--- DATA FOR PROCESSING ---
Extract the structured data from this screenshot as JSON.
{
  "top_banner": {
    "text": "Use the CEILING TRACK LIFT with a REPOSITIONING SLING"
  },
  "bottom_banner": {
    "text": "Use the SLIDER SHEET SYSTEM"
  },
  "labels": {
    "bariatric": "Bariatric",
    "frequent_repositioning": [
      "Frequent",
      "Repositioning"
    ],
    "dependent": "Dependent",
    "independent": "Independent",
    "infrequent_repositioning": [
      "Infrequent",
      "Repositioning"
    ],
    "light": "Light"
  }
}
---
**TASK:**
Write out every entry above, word for word.

**SOLUTION TO THE EXERCISE:**
Extract the structured data from this screenshot as JSON.
{
  "top_banner": {
    "text": "Use the CEILING TRACK LIFT with a REPOSITIONING SLING"
  },
  "bottom_banner": {
    "text": "Use the SLIDER SHEET SYSTEM"
  },
  "labels": {
    "bariatric": "Bariatric",
    "frequent_repositioning": [
      "Frequent",
      "Repositioning"
    ],
    "dependent": "Dependent",
    "independent": "Independent",
    "infrequent_repositioning": [
      "Infrequent",
      "Repositioning"
    ],
    "light": "Light"
  }
}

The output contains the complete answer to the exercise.